(Figure content listings)
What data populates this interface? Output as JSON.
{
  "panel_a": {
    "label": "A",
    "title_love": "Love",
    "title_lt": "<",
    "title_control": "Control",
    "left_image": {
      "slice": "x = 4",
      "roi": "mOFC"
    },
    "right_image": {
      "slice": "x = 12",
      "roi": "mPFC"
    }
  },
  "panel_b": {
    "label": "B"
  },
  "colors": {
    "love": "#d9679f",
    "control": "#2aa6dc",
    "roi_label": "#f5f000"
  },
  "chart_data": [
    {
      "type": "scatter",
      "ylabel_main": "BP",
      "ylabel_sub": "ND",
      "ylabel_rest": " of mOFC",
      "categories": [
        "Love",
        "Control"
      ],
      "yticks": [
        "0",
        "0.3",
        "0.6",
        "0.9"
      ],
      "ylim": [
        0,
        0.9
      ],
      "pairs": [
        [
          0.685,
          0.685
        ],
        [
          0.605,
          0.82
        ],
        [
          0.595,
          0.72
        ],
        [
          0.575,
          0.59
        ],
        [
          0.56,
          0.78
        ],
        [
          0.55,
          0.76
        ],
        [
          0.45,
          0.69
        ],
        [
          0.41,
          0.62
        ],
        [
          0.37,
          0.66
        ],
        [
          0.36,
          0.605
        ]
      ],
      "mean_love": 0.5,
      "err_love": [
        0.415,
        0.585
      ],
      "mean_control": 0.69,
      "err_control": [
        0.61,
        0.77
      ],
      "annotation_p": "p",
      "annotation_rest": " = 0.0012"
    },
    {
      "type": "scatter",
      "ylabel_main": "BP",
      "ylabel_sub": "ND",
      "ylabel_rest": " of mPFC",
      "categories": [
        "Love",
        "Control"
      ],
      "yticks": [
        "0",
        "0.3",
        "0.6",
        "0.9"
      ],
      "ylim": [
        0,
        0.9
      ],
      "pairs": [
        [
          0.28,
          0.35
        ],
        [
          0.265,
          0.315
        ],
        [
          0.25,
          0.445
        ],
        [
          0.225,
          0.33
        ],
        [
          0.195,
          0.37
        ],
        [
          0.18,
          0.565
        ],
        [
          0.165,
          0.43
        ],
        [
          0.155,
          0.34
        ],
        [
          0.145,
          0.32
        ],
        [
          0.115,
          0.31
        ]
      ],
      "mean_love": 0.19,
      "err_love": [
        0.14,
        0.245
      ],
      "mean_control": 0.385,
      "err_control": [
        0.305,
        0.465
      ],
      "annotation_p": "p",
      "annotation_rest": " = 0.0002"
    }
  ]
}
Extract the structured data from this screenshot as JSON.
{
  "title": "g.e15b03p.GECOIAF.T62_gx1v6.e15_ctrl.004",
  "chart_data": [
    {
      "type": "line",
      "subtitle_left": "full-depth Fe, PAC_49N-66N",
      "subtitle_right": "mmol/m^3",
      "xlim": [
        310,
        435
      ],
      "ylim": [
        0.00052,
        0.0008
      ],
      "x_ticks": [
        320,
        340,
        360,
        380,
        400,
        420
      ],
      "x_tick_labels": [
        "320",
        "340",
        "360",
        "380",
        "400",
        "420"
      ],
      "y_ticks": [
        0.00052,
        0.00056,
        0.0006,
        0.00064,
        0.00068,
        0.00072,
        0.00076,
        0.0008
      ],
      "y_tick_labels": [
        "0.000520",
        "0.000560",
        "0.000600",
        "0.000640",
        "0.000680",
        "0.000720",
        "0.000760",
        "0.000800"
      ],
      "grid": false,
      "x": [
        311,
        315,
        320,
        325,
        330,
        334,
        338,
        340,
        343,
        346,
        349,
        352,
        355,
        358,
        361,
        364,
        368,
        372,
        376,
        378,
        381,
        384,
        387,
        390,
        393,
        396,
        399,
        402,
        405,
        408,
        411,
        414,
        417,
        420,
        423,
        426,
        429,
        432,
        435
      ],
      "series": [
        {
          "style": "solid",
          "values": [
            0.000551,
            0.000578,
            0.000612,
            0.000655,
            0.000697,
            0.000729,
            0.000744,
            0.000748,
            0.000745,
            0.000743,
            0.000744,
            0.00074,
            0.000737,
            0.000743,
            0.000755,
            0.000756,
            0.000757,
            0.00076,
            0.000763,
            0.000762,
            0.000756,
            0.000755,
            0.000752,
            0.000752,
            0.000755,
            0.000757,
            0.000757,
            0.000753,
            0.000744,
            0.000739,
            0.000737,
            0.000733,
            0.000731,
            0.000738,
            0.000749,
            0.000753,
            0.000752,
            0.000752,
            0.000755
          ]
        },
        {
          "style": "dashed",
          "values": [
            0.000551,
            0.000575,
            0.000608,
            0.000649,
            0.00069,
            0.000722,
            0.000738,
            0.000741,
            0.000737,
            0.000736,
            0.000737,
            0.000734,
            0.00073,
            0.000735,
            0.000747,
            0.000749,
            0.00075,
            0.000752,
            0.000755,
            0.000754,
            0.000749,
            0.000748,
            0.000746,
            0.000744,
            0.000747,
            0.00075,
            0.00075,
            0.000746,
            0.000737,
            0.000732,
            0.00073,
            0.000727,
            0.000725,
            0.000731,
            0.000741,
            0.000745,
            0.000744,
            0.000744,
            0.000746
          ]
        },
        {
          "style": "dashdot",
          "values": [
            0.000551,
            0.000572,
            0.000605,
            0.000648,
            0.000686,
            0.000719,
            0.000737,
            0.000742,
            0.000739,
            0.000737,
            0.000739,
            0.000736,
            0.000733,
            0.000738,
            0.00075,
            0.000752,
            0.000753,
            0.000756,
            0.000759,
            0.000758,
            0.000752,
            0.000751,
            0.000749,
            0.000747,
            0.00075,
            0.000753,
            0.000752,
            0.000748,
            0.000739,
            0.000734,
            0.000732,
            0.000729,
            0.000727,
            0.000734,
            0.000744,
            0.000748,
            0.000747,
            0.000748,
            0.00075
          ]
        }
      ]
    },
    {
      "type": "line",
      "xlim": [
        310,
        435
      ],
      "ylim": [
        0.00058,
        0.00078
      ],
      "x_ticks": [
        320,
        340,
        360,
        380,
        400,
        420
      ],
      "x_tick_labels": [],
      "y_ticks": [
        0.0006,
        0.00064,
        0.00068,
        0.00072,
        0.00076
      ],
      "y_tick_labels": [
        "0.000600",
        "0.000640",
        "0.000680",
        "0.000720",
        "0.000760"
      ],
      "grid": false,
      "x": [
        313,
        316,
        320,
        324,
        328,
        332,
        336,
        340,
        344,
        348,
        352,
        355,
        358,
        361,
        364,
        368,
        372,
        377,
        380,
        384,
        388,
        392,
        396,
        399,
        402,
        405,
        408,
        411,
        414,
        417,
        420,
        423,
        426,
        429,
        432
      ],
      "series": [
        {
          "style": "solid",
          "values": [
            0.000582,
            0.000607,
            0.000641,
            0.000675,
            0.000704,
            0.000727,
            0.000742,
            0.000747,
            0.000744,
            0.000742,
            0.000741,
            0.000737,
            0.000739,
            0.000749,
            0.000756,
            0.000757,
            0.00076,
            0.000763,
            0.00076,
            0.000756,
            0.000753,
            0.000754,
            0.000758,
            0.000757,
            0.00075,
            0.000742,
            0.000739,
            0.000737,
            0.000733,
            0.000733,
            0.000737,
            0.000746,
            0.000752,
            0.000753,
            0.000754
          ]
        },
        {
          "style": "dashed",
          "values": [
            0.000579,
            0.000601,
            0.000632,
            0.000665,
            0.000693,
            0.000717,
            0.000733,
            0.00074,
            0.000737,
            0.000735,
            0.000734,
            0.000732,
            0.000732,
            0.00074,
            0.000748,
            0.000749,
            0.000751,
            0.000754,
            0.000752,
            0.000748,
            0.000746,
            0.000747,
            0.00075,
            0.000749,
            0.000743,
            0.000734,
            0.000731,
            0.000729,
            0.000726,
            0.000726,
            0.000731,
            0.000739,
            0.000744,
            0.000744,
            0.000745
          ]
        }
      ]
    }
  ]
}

Exercise brief:
Identify and copy all lines with the word "this".

Problem solution:
What data populates this interface? Output as JSON.
Extract the structured data from this screenshot as JSON.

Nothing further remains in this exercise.